● **Brief**
Leave the pictures out and print every record below exactly as it stands.

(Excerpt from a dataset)
= = = = = = =

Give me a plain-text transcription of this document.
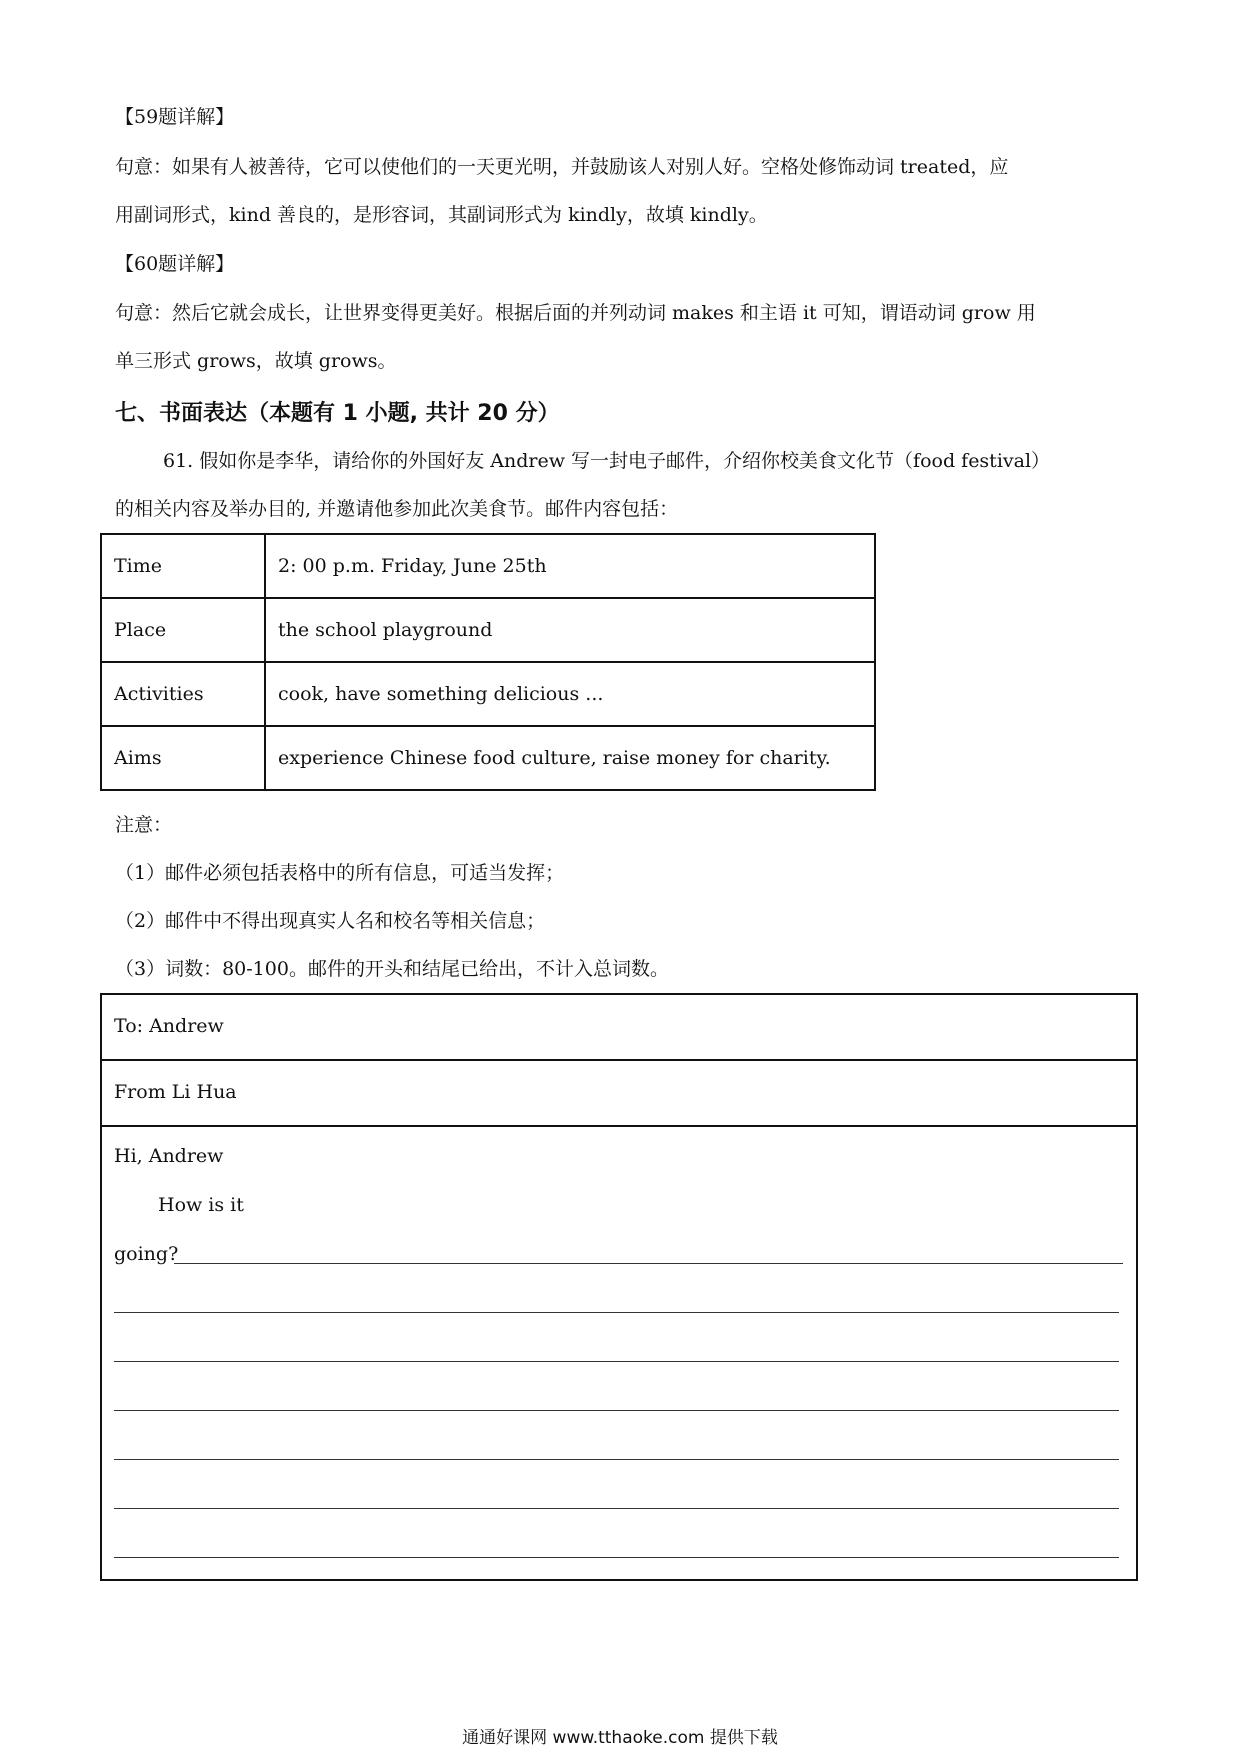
【59题详解】
句意：如果有人被善待，它可以使他们的一天更光明，并鼓励该人对别人好。空格处修饰动词 treated，应
用副词形式，kind 善良的，是形容词，其副词形式为 kindly，故填 kindly。
【60题详解】
句意：然后它就会成长，让世界变得更美好。根据后面的并列动词 makes 和主语 it 可知，谓语动词 grow 用
单三形式 grows，故填 grows。
七、书面表达（本题有 1 小题, 共计 20 分）
61. 假如你是李华，请给你的外国好友 Andrew 写一封电子邮件，介绍你校美食文化节（food festival）
的相关内容及举办目的, 并邀请他参加此次美食节。邮件内容包括：
Time	2: 00 p.m. Friday, June 25th
Place	the school playground
Activities	cook, have something delicious ...
Aims	experience Chinese food culture, raise money for charity.
注意：
（1）邮件必须包括表格中的所有信息，可适当发挥；
（2）邮件中不得出现真实人名和校名等相关信息；
（3）词数：80-100。邮件的开头和结尾已给出，不计入总词数。
To: Andrew
From Li Hua
Hi, Andrew
How is it
going?
通通好课网 www.tthaoke.com 提供下载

= = = = = = =

● **Written solution**
Give me a plain-text transcription of this document.
【59题详解】
句意：如果有人被善待，它可以使他们的一天更光明，并鼓励该人对别人好。空格处修饰动词 treated，应
用副词形式，kind 善良的，是形容词，其副词形式为 kindly，故填 kindly。
【60题详解】
句意：然后它就会成长，让世界变得更美好。根据后面的并列动词 makes 和主语 it 可知，谓语动词 grow 用
单三形式 grows，故填 grows。
七、书面表达（本题有 1 小题, 共计 20 分）
61. 假如你是李华，请给你的外国好友 Andrew 写一封电子邮件，介绍你校美食文化节（food festival）
的相关内容及举办目的, 并邀请他参加此次美食节。邮件内容包括：
Time	2: 00 p.m. Friday, June 25th
Place	the school playground
Activities	cook, have something delicious ...
Aims	experience Chinese food culture, raise money for charity.
注意：
（1）邮件必须包括表格中的所有信息，可适当发挥；
（2）邮件中不得出现真实人名和校名等相关信息；
（3）词数：80-100。邮件的开头和结尾已给出，不计入总词数。
To: Andrew
From Li Hua
Hi, Andrew
How is it
going?
通通好课网 www.tthaoke.com 提供下载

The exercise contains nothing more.